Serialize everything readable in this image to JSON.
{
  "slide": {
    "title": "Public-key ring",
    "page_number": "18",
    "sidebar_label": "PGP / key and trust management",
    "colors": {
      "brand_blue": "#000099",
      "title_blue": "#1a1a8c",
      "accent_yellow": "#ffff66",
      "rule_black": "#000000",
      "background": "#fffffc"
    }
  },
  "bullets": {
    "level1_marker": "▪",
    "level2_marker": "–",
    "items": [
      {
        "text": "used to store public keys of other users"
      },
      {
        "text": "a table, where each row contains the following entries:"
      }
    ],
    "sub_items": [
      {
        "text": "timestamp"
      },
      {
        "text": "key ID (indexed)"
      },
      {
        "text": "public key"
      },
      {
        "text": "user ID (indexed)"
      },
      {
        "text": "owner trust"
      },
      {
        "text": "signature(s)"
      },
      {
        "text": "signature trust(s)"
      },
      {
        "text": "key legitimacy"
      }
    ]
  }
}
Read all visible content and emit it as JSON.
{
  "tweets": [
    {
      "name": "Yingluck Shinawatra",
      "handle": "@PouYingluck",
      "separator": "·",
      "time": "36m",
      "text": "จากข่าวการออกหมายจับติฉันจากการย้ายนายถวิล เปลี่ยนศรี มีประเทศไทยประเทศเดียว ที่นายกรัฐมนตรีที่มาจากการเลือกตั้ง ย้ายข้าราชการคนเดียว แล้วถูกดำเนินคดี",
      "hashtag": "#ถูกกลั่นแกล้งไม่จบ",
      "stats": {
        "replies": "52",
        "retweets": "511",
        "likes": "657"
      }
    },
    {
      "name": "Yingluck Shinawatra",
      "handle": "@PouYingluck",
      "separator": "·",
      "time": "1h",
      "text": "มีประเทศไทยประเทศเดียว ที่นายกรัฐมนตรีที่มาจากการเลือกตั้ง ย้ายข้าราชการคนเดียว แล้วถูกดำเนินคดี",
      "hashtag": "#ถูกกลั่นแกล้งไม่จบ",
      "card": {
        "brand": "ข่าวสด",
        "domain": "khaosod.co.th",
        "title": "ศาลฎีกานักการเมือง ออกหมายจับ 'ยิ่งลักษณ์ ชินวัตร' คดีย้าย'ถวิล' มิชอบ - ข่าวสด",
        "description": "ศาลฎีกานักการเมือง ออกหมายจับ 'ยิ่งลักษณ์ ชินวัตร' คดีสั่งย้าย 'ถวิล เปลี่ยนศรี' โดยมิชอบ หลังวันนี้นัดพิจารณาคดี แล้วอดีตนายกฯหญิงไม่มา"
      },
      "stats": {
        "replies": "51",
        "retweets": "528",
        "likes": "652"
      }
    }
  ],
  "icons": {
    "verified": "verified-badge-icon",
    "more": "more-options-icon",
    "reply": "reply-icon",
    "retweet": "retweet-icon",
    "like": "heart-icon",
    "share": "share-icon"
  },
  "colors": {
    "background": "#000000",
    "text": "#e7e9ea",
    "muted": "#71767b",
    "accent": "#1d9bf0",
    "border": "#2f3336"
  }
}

▸ INSTRUCTIONS FOR THE TASK: Give only the number of lines in the entries that contain "าราชการคนเด".

▸ RESPONSE TO THE EXERCISE: 2